Rows:
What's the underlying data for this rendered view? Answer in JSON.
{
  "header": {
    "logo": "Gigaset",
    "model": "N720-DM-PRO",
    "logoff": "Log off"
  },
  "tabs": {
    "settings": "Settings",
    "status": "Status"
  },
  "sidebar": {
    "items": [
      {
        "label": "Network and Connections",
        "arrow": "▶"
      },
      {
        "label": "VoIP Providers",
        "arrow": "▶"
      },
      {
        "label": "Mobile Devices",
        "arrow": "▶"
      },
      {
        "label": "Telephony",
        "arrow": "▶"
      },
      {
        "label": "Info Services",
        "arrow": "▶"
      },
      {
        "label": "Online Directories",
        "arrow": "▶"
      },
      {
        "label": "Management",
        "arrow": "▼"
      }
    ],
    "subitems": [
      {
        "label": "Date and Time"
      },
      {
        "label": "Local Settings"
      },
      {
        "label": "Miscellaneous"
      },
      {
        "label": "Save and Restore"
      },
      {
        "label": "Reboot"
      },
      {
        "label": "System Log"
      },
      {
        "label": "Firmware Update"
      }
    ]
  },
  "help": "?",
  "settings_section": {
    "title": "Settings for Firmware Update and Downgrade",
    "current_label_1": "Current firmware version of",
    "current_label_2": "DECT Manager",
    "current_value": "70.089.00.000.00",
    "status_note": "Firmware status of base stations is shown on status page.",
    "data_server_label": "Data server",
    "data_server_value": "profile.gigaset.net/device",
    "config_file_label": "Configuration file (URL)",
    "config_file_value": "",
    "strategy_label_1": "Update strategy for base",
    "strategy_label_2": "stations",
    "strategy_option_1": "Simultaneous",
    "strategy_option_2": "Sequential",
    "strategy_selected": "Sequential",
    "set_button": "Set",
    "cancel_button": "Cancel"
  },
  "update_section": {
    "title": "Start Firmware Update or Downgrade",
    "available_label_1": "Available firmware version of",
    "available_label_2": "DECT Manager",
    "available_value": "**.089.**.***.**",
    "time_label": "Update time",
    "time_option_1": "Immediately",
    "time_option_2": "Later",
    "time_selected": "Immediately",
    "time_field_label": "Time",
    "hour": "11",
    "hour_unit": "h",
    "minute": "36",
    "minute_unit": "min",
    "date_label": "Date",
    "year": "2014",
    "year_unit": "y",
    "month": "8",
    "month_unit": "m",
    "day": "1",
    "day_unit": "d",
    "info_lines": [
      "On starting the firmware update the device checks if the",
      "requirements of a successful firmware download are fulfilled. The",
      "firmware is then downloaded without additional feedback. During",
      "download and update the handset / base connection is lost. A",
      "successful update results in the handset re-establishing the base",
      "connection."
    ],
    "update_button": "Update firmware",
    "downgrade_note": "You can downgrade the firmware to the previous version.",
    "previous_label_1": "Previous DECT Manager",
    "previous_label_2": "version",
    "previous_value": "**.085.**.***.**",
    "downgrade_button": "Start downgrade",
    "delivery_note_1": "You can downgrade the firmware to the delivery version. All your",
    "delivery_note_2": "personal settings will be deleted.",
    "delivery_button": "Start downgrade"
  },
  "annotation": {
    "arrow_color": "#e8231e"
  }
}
...
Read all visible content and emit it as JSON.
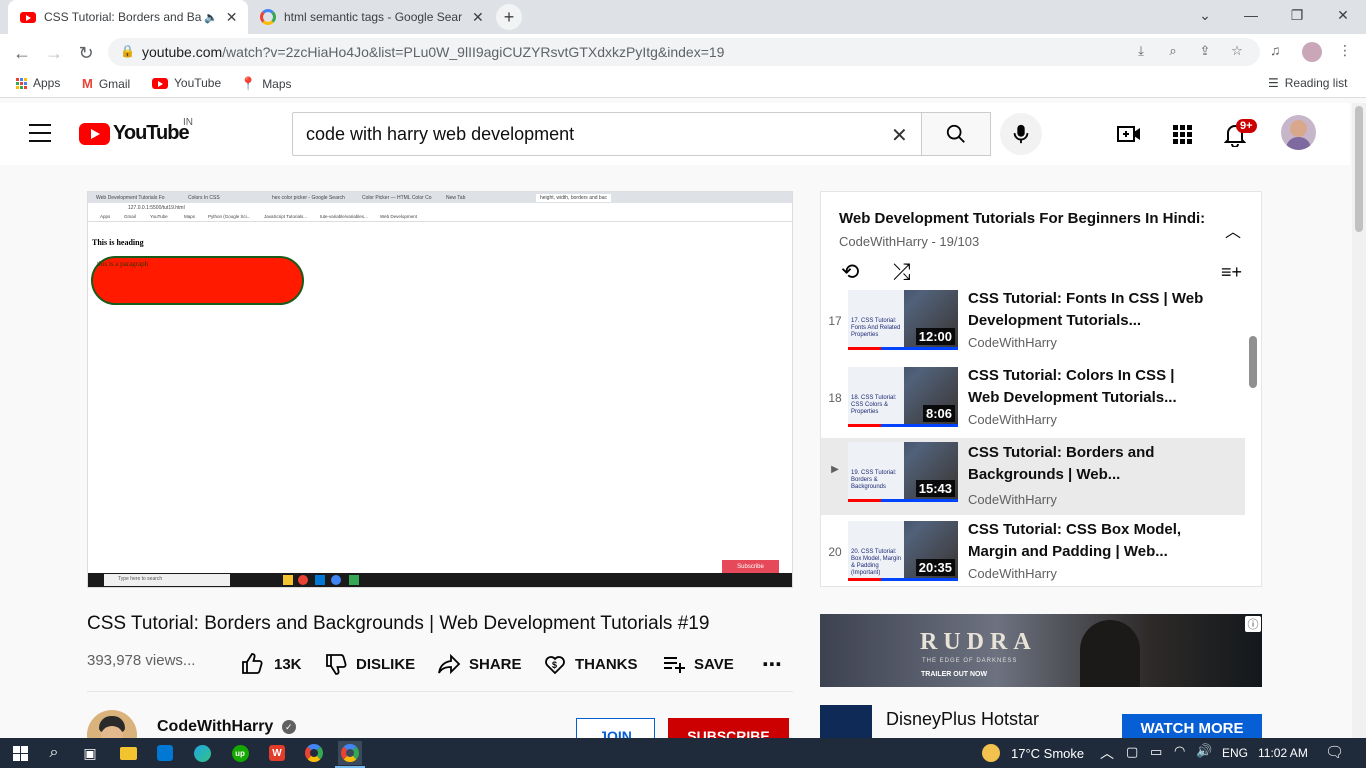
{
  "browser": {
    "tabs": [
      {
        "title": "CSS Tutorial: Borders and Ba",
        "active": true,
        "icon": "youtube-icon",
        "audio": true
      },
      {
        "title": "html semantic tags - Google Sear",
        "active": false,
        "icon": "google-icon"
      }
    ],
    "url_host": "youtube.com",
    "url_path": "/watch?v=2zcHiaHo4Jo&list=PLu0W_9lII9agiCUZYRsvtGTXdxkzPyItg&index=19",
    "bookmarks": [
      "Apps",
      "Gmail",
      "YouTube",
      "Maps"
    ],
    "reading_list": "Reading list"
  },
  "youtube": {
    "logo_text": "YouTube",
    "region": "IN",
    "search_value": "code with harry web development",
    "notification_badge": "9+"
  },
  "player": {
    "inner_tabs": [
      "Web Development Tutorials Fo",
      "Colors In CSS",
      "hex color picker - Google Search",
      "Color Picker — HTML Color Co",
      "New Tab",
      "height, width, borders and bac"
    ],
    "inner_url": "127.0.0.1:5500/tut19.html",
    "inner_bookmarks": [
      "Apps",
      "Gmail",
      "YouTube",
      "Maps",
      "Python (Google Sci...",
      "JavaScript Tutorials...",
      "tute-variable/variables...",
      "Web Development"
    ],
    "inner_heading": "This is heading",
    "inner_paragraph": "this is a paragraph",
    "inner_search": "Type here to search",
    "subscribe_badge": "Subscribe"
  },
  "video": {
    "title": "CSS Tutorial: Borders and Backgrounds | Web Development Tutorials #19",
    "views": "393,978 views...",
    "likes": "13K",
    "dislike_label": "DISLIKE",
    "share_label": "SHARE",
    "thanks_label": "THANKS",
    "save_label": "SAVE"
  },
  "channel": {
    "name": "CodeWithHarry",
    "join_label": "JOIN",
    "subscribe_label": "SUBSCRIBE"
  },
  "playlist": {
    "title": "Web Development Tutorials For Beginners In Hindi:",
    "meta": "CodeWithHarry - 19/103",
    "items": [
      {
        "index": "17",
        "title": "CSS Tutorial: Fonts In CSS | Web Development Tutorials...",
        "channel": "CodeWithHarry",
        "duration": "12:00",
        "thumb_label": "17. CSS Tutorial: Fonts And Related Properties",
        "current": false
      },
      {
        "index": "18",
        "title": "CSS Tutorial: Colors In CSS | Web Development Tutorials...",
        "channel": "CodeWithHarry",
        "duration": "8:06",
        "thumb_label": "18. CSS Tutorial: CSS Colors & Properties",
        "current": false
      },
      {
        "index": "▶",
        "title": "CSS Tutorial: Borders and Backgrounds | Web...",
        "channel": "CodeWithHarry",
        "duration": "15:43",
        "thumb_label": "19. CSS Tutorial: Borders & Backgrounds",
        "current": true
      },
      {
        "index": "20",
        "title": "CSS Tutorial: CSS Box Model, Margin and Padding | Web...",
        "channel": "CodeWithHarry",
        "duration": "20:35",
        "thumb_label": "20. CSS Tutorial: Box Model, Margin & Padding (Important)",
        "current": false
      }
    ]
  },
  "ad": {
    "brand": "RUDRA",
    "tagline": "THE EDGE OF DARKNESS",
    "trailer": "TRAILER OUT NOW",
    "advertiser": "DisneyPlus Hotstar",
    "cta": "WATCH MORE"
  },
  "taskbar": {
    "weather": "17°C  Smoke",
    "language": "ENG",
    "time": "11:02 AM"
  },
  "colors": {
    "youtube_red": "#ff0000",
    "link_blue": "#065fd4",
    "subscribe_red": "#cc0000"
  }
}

Given problem: Which lines of the material contain the string "Properties"? List each of them.

Right answer:
        "thumb_label": "17. CSS Tutorial: Fonts And Related Properties",
        "thumb_label": "18. CSS Tutorial: CSS Colors & Properties",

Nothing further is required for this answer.